Stored data:
>> start

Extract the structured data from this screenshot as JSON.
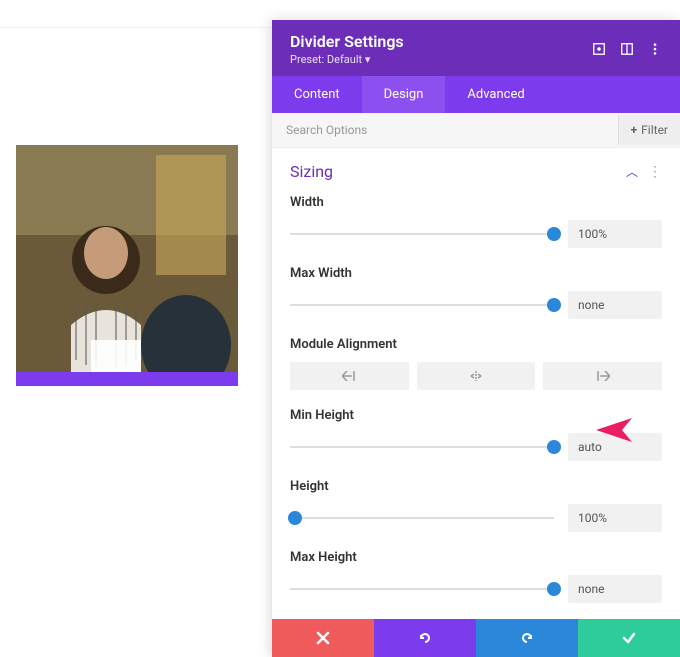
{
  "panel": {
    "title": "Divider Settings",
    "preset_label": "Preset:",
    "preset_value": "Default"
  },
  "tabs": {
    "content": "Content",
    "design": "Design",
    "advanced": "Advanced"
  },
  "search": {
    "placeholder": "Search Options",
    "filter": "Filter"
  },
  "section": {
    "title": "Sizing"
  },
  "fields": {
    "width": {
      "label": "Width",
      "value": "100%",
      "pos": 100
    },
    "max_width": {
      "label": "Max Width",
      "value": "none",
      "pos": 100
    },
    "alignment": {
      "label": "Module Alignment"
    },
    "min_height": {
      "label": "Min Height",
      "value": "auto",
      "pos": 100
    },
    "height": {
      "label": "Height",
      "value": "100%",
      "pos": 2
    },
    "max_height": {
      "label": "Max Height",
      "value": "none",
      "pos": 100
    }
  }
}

>> end
>> start

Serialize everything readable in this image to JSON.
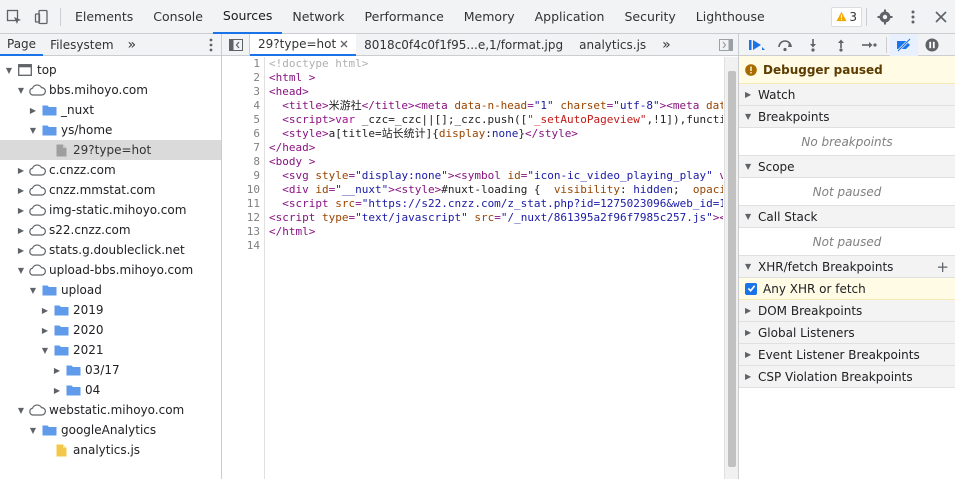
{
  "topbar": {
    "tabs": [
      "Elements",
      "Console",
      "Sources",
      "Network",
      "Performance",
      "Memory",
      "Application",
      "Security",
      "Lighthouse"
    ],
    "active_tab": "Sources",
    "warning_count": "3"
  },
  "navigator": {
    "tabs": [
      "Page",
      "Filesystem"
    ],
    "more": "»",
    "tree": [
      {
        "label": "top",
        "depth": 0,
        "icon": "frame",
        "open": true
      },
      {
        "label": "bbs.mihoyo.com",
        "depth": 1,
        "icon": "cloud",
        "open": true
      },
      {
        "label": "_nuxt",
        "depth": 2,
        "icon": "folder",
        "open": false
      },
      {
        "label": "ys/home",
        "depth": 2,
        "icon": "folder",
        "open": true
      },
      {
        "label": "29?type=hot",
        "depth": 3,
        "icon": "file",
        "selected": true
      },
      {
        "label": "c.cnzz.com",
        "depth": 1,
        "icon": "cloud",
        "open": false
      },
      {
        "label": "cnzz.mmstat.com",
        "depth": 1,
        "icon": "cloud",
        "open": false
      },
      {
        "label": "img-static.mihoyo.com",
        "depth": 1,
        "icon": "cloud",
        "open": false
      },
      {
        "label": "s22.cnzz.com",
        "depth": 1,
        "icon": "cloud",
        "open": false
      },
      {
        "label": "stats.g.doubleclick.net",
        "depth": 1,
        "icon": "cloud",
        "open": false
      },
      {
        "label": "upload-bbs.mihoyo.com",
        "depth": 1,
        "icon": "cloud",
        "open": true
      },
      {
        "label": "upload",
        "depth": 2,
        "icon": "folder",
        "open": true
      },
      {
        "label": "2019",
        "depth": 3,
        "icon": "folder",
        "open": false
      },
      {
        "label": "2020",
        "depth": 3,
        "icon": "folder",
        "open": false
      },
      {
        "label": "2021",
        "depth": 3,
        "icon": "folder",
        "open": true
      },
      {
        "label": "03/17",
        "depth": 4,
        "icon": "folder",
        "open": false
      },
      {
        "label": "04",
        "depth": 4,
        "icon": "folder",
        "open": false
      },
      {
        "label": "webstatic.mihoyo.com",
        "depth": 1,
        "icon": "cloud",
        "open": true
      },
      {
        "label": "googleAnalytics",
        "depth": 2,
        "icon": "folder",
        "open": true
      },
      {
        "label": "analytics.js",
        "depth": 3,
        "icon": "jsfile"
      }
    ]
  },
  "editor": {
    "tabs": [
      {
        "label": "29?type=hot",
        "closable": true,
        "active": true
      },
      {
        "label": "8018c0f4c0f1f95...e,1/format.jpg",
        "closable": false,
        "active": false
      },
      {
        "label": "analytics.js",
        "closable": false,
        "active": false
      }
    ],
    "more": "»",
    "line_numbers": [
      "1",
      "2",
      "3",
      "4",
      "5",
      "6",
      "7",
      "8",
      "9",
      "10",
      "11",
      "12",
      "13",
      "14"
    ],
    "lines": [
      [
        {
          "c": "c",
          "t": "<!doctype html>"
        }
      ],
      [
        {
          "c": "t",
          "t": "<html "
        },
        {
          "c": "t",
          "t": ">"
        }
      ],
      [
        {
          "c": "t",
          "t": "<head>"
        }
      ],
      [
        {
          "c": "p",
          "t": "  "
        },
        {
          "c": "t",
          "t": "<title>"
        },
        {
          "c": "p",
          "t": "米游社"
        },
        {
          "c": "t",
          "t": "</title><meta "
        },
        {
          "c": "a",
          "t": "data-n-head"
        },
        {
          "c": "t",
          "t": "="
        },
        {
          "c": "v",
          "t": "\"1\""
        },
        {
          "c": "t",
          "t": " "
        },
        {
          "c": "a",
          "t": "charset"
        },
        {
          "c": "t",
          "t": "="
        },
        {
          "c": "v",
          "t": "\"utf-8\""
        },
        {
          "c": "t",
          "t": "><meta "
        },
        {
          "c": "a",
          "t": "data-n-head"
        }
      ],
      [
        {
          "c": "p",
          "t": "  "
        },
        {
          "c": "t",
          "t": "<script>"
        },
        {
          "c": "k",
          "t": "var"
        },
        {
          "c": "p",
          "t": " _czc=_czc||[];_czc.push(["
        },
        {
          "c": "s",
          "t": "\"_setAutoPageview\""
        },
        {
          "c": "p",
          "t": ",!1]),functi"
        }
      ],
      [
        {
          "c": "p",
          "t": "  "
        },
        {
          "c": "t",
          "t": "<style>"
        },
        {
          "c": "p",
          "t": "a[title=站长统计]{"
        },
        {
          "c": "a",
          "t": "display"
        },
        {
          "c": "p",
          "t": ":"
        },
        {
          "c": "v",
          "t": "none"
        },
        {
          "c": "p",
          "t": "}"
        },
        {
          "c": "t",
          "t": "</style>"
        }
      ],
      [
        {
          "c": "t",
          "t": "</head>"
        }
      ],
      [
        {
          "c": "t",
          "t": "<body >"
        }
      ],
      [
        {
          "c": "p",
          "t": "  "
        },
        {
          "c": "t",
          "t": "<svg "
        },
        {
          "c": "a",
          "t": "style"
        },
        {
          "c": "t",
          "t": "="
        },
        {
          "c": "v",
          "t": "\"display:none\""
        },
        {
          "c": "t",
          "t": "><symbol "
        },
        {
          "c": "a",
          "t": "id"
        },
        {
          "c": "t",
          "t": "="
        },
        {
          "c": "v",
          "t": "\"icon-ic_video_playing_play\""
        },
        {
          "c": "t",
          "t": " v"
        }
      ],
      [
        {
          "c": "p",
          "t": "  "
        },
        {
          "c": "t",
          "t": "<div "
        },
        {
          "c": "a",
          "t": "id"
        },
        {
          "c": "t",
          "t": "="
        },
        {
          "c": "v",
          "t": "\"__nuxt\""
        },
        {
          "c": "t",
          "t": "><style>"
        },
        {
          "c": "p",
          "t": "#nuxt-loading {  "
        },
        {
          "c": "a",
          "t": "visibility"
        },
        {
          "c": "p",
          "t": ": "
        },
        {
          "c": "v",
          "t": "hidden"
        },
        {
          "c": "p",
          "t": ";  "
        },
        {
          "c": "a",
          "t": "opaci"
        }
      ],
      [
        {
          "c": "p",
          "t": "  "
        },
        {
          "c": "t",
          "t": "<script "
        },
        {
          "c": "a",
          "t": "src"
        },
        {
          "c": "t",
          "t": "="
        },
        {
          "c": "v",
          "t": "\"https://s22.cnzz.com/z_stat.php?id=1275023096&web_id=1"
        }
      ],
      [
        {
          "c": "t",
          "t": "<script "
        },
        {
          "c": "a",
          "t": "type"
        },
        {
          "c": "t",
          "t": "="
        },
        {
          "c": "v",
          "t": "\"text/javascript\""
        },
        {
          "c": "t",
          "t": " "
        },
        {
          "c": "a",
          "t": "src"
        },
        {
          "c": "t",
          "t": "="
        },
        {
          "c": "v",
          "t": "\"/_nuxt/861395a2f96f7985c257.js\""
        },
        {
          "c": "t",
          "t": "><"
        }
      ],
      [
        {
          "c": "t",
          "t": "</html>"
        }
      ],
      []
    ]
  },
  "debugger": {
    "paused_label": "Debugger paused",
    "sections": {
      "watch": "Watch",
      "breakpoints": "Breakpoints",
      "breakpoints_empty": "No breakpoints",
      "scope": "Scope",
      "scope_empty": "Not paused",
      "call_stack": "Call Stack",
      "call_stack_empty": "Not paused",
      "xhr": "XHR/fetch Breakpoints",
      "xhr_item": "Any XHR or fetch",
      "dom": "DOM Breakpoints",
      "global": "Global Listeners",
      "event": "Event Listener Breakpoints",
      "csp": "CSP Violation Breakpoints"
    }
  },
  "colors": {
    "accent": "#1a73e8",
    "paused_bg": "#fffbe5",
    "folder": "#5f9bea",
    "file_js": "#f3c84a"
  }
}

>> end

• [WHAT TO DO] Note each line of the entries that has "cnzz" in it, and copy those lines.

• [THE ANSWER]
        "label": "c.cnzz.com",
        "label": "cnzz.mmstat.com",
        "label": "s22.cnzz.com",
          "t": "\"https://s22.cnzz.com/z_stat.php?id=1275023096&web_id=1"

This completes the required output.